>> BEGIN RECORDS FOR PROCESSING

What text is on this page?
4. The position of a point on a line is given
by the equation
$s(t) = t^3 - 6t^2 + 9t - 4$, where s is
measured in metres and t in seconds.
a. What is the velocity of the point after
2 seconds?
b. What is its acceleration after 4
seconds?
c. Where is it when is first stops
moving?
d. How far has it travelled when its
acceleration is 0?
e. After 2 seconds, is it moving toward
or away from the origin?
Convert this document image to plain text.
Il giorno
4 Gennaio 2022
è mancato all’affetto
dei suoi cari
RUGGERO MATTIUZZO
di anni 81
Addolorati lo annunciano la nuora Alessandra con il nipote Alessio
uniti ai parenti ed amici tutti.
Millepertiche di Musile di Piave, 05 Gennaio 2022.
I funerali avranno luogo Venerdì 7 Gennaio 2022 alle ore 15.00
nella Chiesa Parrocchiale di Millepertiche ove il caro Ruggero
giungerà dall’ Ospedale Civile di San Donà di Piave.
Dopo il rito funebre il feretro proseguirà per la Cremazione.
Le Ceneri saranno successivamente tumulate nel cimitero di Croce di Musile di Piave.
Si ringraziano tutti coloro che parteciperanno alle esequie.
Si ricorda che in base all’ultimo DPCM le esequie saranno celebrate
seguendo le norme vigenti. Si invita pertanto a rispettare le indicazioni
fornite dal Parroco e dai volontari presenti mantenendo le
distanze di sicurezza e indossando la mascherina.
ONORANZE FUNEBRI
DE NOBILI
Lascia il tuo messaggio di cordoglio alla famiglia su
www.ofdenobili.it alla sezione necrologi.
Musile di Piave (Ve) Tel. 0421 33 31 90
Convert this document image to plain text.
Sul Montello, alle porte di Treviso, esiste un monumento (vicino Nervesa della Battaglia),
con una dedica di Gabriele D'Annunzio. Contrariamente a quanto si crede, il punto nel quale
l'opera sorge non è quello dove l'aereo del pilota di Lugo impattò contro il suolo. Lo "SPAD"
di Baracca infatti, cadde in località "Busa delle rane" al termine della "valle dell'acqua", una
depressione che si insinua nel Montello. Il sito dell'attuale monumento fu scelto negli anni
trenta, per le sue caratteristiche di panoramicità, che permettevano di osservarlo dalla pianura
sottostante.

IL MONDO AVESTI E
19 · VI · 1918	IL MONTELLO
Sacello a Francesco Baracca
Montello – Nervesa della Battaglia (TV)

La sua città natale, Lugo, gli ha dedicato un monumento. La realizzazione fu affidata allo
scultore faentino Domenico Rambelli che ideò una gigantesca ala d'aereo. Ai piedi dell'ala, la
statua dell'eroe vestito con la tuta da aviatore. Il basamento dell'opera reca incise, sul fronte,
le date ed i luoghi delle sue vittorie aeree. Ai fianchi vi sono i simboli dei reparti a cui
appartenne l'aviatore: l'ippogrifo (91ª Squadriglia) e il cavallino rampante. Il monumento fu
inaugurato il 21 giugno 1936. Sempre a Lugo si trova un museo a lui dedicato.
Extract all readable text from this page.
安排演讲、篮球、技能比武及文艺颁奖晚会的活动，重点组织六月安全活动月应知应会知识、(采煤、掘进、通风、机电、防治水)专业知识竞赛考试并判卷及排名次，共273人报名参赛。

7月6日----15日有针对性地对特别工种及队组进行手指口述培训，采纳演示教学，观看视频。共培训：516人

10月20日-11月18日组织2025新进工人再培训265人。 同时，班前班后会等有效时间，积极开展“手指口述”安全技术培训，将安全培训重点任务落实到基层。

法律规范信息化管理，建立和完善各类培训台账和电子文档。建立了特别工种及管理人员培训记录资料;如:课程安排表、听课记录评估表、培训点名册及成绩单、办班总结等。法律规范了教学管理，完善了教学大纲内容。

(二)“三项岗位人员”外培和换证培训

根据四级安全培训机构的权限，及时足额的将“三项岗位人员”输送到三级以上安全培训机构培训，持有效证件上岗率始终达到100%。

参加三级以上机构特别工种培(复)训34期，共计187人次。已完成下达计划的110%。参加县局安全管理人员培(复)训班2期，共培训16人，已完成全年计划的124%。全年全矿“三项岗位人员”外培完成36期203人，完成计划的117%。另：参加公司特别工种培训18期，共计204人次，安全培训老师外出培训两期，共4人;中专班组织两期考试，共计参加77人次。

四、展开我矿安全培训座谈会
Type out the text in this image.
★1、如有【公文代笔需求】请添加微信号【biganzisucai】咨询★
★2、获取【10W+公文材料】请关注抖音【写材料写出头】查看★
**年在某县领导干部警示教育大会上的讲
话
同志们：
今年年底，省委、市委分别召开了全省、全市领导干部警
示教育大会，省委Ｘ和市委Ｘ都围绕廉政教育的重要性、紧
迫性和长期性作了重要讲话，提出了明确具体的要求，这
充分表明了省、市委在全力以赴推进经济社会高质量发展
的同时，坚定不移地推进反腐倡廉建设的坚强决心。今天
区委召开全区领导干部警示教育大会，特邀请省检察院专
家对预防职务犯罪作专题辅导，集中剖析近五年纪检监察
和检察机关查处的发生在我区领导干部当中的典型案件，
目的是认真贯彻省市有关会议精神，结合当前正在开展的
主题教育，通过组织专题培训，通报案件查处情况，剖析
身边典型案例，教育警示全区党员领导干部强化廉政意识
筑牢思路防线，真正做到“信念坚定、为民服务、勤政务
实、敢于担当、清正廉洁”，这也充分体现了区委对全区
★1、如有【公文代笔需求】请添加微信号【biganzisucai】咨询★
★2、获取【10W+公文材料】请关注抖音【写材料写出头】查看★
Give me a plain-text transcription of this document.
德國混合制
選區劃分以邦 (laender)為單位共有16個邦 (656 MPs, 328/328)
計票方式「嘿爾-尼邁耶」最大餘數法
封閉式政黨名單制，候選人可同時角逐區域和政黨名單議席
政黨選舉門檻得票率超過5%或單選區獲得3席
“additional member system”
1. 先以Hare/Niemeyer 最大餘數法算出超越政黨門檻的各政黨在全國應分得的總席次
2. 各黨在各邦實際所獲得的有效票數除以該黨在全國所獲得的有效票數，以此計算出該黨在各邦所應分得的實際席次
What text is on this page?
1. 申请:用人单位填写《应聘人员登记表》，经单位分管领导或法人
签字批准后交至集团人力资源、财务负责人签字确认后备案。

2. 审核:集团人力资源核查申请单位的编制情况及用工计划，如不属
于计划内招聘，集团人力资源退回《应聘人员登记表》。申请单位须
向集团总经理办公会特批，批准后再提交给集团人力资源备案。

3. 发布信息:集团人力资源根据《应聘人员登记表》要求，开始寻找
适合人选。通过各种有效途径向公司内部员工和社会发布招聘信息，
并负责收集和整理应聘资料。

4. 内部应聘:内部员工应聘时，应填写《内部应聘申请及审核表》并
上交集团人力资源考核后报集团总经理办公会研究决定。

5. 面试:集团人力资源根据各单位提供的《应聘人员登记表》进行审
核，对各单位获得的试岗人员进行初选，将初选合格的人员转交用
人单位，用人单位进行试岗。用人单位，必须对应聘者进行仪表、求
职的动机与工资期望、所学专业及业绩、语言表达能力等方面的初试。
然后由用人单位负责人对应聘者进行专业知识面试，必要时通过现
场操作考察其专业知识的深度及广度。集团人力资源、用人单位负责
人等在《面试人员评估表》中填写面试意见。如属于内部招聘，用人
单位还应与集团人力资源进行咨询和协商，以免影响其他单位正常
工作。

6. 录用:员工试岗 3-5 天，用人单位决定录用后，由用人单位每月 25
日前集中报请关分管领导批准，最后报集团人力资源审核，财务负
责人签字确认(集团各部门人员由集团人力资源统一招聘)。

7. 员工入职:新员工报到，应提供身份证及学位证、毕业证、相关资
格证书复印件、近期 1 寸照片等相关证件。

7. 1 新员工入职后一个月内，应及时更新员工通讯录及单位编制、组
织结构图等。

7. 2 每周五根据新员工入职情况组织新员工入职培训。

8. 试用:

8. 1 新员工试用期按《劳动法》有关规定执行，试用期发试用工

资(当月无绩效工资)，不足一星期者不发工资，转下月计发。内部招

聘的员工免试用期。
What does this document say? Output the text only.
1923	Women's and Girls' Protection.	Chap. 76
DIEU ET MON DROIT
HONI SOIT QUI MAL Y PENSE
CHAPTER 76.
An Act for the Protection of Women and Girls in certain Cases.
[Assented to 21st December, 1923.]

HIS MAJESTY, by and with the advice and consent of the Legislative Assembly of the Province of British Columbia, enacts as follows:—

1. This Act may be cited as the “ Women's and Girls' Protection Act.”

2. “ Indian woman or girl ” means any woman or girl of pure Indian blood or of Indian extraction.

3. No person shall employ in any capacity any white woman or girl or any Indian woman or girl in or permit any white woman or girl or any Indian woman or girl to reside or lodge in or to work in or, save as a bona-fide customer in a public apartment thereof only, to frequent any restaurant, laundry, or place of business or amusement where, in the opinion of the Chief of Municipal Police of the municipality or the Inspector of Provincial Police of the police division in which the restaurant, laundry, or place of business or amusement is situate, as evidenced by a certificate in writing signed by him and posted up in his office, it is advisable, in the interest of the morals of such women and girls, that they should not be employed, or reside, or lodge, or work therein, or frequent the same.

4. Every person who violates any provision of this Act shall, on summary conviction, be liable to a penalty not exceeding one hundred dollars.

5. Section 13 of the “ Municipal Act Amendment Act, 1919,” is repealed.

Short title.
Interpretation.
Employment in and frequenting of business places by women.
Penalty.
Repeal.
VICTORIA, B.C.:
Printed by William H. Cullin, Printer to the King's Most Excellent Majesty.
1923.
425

>> END RECORDS FOR PROCESSING

◆ GIVEN PROBLEM
Every line holding "Musile" should be copied out.

◆ SOLUTION
Millepertiche di Musile di Piave, 05 Gennaio 2022.
Le Ceneri saranno successivamente tumulate nel cimitero di Croce di Musile di Piave.
Musile di Piave (Ve) Tel. 0421 33 31 90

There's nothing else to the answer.